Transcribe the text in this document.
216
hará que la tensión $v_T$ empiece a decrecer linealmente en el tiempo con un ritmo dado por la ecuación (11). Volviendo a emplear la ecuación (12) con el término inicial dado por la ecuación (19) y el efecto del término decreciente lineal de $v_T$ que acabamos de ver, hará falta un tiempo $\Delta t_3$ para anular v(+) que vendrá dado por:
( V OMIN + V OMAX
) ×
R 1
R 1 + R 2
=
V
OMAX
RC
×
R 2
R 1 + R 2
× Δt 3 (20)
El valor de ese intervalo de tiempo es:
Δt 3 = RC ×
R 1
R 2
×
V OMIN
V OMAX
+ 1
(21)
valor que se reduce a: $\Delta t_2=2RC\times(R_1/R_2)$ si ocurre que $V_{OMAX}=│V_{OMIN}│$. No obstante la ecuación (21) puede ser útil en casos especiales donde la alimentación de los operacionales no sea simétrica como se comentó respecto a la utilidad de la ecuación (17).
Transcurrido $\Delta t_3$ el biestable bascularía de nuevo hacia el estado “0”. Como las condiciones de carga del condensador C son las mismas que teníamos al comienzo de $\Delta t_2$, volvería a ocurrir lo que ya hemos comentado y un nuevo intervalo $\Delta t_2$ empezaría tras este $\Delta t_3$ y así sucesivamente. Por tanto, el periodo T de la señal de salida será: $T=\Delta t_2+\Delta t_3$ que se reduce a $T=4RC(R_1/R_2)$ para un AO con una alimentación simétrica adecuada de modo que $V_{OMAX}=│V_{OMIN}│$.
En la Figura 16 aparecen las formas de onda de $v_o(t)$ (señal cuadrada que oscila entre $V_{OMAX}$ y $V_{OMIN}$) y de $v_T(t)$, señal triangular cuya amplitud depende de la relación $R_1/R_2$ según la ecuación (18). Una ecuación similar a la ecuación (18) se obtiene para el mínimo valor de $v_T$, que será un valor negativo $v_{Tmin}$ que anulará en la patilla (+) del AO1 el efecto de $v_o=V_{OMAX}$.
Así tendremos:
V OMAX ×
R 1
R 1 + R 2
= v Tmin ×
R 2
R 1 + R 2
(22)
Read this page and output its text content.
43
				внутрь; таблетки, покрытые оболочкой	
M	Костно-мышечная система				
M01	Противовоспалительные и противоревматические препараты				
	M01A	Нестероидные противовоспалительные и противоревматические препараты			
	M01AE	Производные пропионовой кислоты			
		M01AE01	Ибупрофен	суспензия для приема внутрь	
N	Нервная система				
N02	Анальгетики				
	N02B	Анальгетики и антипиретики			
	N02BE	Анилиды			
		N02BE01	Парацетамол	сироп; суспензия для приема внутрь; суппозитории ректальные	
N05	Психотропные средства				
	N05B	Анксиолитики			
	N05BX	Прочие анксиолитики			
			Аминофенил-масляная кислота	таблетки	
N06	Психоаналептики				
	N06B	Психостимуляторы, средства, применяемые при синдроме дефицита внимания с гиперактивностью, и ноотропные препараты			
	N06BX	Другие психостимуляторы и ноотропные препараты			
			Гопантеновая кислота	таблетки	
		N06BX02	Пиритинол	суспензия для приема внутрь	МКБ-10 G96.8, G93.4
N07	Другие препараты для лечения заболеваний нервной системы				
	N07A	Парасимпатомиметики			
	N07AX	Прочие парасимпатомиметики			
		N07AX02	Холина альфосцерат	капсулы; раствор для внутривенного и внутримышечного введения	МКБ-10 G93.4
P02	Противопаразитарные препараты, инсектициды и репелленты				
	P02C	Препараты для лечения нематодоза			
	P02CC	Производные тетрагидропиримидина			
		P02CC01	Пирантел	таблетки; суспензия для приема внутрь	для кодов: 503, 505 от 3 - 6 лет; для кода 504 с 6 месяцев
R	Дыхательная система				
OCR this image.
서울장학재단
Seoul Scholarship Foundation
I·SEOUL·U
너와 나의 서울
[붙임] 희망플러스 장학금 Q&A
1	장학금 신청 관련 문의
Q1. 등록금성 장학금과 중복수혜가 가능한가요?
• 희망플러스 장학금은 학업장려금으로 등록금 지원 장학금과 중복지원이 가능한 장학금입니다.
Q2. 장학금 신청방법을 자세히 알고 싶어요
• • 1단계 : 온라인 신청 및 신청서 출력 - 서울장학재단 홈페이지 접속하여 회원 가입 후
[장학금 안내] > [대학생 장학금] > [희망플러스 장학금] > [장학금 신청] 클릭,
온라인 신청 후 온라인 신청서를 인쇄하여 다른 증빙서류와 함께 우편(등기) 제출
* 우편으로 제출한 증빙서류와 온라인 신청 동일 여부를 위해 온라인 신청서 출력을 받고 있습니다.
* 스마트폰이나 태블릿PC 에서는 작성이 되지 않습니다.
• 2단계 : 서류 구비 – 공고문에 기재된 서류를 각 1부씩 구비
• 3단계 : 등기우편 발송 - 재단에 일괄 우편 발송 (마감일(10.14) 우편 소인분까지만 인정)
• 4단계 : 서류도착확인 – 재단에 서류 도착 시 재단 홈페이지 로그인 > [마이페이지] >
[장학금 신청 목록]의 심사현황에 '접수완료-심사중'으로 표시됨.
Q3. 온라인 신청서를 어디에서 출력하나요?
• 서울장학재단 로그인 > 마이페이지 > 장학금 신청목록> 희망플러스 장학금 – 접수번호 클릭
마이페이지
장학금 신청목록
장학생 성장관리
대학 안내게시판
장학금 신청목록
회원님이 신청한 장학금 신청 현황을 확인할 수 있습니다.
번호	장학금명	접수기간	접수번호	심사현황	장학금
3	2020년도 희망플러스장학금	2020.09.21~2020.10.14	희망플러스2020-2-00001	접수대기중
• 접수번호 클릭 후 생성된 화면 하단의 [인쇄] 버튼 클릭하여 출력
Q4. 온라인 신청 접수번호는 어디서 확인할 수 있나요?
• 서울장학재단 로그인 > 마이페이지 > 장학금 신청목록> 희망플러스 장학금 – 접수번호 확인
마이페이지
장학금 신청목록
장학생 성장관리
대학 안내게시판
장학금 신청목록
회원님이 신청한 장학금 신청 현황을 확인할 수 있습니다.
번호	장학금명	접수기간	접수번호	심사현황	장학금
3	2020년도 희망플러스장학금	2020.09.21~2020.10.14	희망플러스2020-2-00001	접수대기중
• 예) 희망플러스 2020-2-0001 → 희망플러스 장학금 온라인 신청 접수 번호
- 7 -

===============

**Problem details**: Give back the whole listing, word for word.

**The completed task**:
Transcribe the text in this document.
216
hará que la tensión $v_T$ empiece a decrecer linealmente en el tiempo con un ritmo dado por la ecuación (11). Volviendo a emplear la ecuación (12) con el término inicial dado por la ecuación (19) y el efecto del término decreciente lineal de $v_T$ que acabamos de ver, hará falta un tiempo $\Delta t_3$ para anular v(+) que vendrá dado por:
( V OMIN + V OMAX
) ×
R 1
R 1 + R 2
=
V
OMAX
RC
×
R 2
R 1 + R 2
× Δt 3 (20)
El valor de ese intervalo de tiempo es:
Δt 3 = RC ×
R 1
R 2
×
V OMIN
V OMAX
+ 1
(21)
valor que se reduce a: $\Delta t_2=2RC\times(R_1/R_2)$ si ocurre que $V_{OMAX}=│V_{OMIN}│$. No obstante la ecuación (21) puede ser útil en casos especiales donde la alimentación de los operacionales no sea simétrica como se comentó respecto a la utilidad de la ecuación (17).
Transcurrido $\Delta t_3$ el biestable bascularía de nuevo hacia el estado “0”. Como las condiciones de carga del condensador C son las mismas que teníamos al comienzo de $\Delta t_2$, volvería a ocurrir lo que ya hemos comentado y un nuevo intervalo $\Delta t_2$ empezaría tras este $\Delta t_3$ y así sucesivamente. Por tanto, el periodo T de la señal de salida será: $T=\Delta t_2+\Delta t_3$ que se reduce a $T=4RC(R_1/R_2)$ para un AO con una alimentación simétrica adecuada de modo que $V_{OMAX}=│V_{OMIN}│$.
En la Figura 16 aparecen las formas de onda de $v_o(t)$ (señal cuadrada que oscila entre $V_{OMAX}$ y $V_{OMIN}$) y de $v_T(t)$, señal triangular cuya amplitud depende de la relación $R_1/R_2$ según la ecuación (18). Una ecuación similar a la ecuación (18) se obtiene para el mínimo valor de $v_T$, que será un valor negativo $v_{Tmin}$ que anulará en la patilla (+) del AO1 el efecto de $v_o=V_{OMAX}$.
Así tendremos:
V OMAX ×
R 1
R 1 + R 2
= v Tmin ×
R 2
R 1 + R 2
(22)
Read this page and output its text content.
43
				внутрь; таблетки, покрытые оболочкой	
M	Костно-мышечная система				
M01	Противовоспалительные и противоревматические препараты				
	M01A	Нестероидные противовоспалительные и противоревматические препараты			
	M01AE	Производные пропионовой кислоты			
		M01AE01	Ибупрофен	суспензия для приема внутрь	
N	Нервная система				
N02	Анальгетики				
	N02B	Анальгетики и антипиретики			
	N02BE	Анилиды			
		N02BE01	Парацетамол	сироп; суспензия для приема внутрь; суппозитории ректальные	
N05	Психотропные средства				
	N05B	Анксиолитики			
	N05BX	Прочие анксиолитики			
			Аминофенил-масляная кислота	таблетки	
N06	Психоаналептики				
	N06B	Психостимуляторы, средства, применяемые при синдроме дефицита внимания с гиперактивностью, и ноотропные препараты			
	N06BX	Другие психостимуляторы и ноотропные препараты			
			Гопантеновая кислота	таблетки	
		N06BX02	Пиритинол	суспензия для приема внутрь	МКБ-10 G96.8, G93.4
N07	Другие препараты для лечения заболеваний нервной системы				
	N07A	Парасимпатомиметики			
	N07AX	Прочие парасимпатомиметики			
		N07AX02	Холина альфосцерат	капсулы; раствор для внутривенного и внутримышечного введения	МКБ-10 G93.4
P02	Противопаразитарные препараты, инсектициды и репелленты				
	P02C	Препараты для лечения нематодоза			
	P02CC	Производные тетрагидропиримидина			
		P02CC01	Пирантел	таблетки; суспензия для приема внутрь	для кодов: 503, 505 от 3 - 6 лет; для кода 504 с 6 месяцев
R	Дыхательная система				
OCR this image.
서울장학재단
Seoul Scholarship Foundation
I·SEOUL·U
너와 나의 서울
[붙임] 희망플러스 장학금 Q&A
1	장학금 신청 관련 문의
Q1. 등록금성 장학금과 중복수혜가 가능한가요?
• 희망플러스 장학금은 학업장려금으로 등록금 지원 장학금과 중복지원이 가능한 장학금입니다.
Q2. 장학금 신청방법을 자세히 알고 싶어요
• • 1단계 : 온라인 신청 및 신청서 출력 - 서울장학재단 홈페이지 접속하여 회원 가입 후
[장학금 안내] > [대학생 장학금] > [희망플러스 장학금] > [장학금 신청] 클릭,
온라인 신청 후 온라인 신청서를 인쇄하여 다른 증빙서류와 함께 우편(등기) 제출
* 우편으로 제출한 증빙서류와 온라인 신청 동일 여부를 위해 온라인 신청서 출력을 받고 있습니다.
* 스마트폰이나 태블릿PC 에서는 작성이 되지 않습니다.
• 2단계 : 서류 구비 – 공고문에 기재된 서류를 각 1부씩 구비
• 3단계 : 등기우편 발송 - 재단에 일괄 우편 발송 (마감일(10.14) 우편 소인분까지만 인정)
• 4단계 : 서류도착확인 – 재단에 서류 도착 시 재단 홈페이지 로그인 > [마이페이지] >
[장학금 신청 목록]의 심사현황에 '접수완료-심사중'으로 표시됨.
Q3. 온라인 신청서를 어디에서 출력하나요?
• 서울장학재단 로그인 > 마이페이지 > 장학금 신청목록> 희망플러스 장학금 – 접수번호 클릭
마이페이지
장학금 신청목록
장학생 성장관리
대학 안내게시판
장학금 신청목록
회원님이 신청한 장학금 신청 현황을 확인할 수 있습니다.
번호	장학금명	접수기간	접수번호	심사현황	장학금
3	2020년도 희망플러스장학금	2020.09.21~2020.10.14	희망플러스2020-2-00001	접수대기중
• 접수번호 클릭 후 생성된 화면 하단의 [인쇄] 버튼 클릭하여 출력
Q4. 온라인 신청 접수번호는 어디서 확인할 수 있나요?
• 서울장학재단 로그인 > 마이페이지 > 장학금 신청목록> 희망플러스 장학금 – 접수번호 확인
마이페이지
장학금 신청목록
장학생 성장관리
대학 안내게시판
장학금 신청목록
회원님이 신청한 장학금 신청 현황을 확인할 수 있습니다.
번호	장학금명	접수기간	접수번호	심사현황	장학금
3	2020년도 희망플러스장학금	2020.09.21~2020.10.14	희망플러스2020-2-00001	접수대기중
• 예) 희망플러스 2020-2-0001 → 희망플러스 장학금 온라인 신청 접수 번호
- 7 -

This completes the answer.